> _GOAL_:
Restate all of the data exactly.

— BEGIN DATA ROWS —

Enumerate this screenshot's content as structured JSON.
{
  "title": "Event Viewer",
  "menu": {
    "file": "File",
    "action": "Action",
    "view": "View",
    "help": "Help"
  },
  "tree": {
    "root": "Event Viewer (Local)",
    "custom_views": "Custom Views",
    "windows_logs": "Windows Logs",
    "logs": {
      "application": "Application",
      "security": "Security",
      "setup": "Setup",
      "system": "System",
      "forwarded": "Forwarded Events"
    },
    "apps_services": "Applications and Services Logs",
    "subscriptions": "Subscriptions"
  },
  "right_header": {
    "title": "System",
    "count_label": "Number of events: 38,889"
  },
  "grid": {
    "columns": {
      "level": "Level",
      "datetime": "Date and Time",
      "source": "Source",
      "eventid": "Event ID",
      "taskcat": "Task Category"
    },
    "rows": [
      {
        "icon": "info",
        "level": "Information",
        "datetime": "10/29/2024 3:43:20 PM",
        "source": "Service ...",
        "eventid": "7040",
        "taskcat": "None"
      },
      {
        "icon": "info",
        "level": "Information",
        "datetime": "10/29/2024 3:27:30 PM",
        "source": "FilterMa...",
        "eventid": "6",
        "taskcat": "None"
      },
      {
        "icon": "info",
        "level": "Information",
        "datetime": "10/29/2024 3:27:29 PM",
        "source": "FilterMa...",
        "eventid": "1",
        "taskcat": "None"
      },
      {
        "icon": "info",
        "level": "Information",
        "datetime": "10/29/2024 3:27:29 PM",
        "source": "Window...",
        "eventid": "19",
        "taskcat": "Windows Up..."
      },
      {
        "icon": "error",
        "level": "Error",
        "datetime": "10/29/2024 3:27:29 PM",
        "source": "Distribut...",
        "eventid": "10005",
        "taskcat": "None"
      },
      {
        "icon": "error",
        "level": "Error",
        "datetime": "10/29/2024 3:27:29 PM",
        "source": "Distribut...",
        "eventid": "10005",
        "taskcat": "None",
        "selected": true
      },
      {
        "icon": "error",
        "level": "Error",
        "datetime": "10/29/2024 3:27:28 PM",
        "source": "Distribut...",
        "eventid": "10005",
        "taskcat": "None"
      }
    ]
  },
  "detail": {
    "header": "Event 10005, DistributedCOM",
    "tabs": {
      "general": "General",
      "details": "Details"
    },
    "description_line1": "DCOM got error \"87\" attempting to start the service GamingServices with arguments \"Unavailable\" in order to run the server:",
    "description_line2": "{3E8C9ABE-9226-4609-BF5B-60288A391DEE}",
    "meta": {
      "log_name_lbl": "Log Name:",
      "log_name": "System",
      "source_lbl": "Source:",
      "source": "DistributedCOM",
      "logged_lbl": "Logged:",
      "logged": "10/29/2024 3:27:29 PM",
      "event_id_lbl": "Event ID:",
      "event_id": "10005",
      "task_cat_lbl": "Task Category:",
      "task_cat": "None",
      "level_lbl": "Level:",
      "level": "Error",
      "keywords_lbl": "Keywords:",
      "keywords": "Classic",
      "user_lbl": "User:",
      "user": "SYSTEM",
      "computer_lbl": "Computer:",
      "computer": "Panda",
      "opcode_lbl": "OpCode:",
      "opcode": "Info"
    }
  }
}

— END DATA ROWS —

> _OUTPUT BELOW_:
Enumerate this screenshot's content as structured JSON.
{
  "title": "Event Viewer",
  "menu": {
    "file": "File",
    "action": "Action",
    "view": "View",
    "help": "Help"
  },
  "tree": {
    "root": "Event Viewer (Local)",
    "custom_views": "Custom Views",
    "windows_logs": "Windows Logs",
    "logs": {
      "application": "Application",
      "security": "Security",
      "setup": "Setup",
      "system": "System",
      "forwarded": "Forwarded Events"
    },
    "apps_services": "Applications and Services Logs",
    "subscriptions": "Subscriptions"
  },
  "right_header": {
    "title": "System",
    "count_label": "Number of events: 38,889"
  },
  "grid": {
    "columns": {
      "level": "Level",
      "datetime": "Date and Time",
      "source": "Source",
      "eventid": "Event ID",
      "taskcat": "Task Category"
    },
    "rows": [
      {
        "icon": "info",
        "level": "Information",
        "datetime": "10/29/2024 3:43:20 PM",
        "source": "Service ...",
        "eventid": "7040",
        "taskcat": "None"
      },
      {
        "icon": "info",
        "level": "Information",
        "datetime": "10/29/2024 3:27:30 PM",
        "source": "FilterMa...",
        "eventid": "6",
        "taskcat": "None"
      },
      {
        "icon": "info",
        "level": "Information",
        "datetime": "10/29/2024 3:27:29 PM",
        "source": "FilterMa...",
        "eventid": "1",
        "taskcat": "None"
      },
      {
        "icon": "info",
        "level": "Information",
        "datetime": "10/29/2024 3:27:29 PM",
        "source": "Window...",
        "eventid": "19",
        "taskcat": "Windows Up..."
      },
      {
        "icon": "error",
        "level": "Error",
        "datetime": "10/29/2024 3:27:29 PM",
        "source": "Distribut...",
        "eventid": "10005",
        "taskcat": "None"
      },
      {
        "icon": "error",
        "level": "Error",
        "datetime": "10/29/2024 3:27:29 PM",
        "source": "Distribut...",
        "eventid": "10005",
        "taskcat": "None",
        "selected": true
      },
      {
        "icon": "error",
        "level": "Error",
        "datetime": "10/29/2024 3:27:28 PM",
        "source": "Distribut...",
        "eventid": "10005",
        "taskcat": "None"
      }
    ]
  },
  "detail": {
    "header": "Event 10005, DistributedCOM",
    "tabs": {
      "general": "General",
      "details": "Details"
    },
    "description_line1": "DCOM got error \"87\" attempting to start the service GamingServices with arguments \"Unavailable\" in order to run the server:",
    "description_line2": "{3E8C9ABE-9226-4609-BF5B-60288A391DEE}",
    "meta": {
      "log_name_lbl": "Log Name:",
      "log_name": "System",
      "source_lbl": "Source:",
      "source": "DistributedCOM",
      "logged_lbl": "Logged:",
      "logged": "10/29/2024 3:27:29 PM",
      "event_id_lbl": "Event ID:",
      "event_id": "10005",
      "task_cat_lbl": "Task Category:",
      "task_cat": "None",
      "level_lbl": "Level:",
      "level": "Error",
      "keywords_lbl": "Keywords:",
      "keywords": "Classic",
      "user_lbl": "User:",
      "user": "SYSTEM",
      "computer_lbl": "Computer:",
      "computer": "Panda",
      "opcode_lbl": "OpCode:",
      "opcode": "Info"
    }
  }
}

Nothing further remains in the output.